WRITTEN REQUEST —
Return all lines with the word "What" in them.

SUPPLIED DATA —

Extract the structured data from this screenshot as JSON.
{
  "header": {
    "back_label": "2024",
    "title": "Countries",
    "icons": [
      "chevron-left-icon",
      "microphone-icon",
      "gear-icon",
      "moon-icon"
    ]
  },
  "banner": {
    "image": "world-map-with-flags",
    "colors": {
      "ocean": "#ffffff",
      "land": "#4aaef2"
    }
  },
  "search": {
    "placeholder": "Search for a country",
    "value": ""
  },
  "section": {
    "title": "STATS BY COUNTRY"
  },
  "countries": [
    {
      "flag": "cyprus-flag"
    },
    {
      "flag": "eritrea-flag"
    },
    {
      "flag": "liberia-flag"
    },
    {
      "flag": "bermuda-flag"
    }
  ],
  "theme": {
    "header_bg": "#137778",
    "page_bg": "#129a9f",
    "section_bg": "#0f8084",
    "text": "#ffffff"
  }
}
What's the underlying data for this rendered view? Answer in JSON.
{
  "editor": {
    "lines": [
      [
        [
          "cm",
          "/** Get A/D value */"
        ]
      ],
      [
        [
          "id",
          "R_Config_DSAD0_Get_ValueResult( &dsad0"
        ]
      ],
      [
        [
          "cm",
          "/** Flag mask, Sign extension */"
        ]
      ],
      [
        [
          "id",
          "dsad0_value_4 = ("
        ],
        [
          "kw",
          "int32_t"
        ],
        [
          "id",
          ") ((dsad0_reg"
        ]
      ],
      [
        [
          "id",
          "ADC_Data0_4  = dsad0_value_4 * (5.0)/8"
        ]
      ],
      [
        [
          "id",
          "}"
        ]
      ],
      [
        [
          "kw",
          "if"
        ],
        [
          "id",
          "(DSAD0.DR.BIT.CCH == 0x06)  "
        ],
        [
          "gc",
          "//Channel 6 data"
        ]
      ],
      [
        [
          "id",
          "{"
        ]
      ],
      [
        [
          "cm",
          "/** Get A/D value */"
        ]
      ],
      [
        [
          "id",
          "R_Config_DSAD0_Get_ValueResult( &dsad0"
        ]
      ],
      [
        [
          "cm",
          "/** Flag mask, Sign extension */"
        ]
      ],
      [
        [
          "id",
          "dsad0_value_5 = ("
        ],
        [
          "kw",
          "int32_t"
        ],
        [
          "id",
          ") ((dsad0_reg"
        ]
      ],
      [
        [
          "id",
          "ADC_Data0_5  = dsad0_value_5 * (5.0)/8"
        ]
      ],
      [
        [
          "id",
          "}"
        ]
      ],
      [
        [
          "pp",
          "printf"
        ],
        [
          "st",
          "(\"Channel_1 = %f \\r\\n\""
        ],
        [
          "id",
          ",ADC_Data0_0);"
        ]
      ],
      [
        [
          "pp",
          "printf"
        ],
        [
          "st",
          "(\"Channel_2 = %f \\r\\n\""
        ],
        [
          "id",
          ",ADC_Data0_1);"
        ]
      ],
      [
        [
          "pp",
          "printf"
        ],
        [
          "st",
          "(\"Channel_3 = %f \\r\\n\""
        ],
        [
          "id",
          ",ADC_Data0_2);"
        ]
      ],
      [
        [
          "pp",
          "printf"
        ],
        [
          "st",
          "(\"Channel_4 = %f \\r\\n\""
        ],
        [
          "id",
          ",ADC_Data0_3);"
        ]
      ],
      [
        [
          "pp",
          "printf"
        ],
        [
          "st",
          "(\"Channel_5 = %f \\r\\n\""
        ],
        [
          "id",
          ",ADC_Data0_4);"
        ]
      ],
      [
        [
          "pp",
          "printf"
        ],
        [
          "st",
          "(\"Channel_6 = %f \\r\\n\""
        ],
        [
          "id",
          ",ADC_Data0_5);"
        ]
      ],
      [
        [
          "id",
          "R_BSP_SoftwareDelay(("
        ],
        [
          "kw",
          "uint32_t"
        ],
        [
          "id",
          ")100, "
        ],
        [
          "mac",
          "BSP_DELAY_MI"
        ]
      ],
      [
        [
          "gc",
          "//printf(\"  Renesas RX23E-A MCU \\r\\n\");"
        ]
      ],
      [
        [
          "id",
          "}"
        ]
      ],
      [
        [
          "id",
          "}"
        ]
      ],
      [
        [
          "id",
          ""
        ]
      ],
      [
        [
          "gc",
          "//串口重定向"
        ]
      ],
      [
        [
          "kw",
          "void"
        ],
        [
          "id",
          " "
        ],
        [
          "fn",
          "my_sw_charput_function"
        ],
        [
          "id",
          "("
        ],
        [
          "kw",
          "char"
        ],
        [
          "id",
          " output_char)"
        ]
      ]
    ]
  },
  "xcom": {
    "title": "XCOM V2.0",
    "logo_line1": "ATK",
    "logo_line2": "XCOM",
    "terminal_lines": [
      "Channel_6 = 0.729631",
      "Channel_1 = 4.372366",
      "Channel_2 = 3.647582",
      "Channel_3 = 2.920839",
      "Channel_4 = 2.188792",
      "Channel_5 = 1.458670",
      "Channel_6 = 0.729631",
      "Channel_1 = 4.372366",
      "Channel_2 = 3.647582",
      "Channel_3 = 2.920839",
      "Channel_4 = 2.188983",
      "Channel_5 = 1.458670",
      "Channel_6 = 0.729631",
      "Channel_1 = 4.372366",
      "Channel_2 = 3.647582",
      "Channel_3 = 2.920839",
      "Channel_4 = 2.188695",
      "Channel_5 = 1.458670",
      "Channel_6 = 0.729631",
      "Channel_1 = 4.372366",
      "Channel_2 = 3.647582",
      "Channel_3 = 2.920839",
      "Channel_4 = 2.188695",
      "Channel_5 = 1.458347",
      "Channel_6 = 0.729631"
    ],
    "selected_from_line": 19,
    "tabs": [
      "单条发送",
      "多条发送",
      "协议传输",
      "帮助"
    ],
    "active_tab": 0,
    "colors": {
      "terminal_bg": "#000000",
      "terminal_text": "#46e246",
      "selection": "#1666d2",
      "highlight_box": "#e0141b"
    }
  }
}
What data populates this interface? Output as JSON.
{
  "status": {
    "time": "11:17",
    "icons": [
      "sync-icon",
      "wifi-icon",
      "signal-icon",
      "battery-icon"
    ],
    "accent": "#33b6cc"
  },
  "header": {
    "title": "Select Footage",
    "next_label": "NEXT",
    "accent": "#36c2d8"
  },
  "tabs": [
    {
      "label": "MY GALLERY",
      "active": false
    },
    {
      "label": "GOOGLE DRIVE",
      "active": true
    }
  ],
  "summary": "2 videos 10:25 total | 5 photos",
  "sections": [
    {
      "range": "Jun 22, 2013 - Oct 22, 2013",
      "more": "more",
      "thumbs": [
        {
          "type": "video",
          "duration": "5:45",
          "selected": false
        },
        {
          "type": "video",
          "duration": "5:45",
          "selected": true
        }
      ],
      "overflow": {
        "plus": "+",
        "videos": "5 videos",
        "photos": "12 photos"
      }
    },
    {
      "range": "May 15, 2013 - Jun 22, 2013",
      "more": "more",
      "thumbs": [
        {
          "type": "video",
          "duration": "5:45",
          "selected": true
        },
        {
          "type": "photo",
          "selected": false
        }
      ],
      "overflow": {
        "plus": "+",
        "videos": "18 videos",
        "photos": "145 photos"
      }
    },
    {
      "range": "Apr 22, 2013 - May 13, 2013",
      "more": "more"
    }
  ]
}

EXERCISE ANSWER —
What's the underlying data for this rendered view? Answer in JSON.
What data populates this interface? Output as JSON.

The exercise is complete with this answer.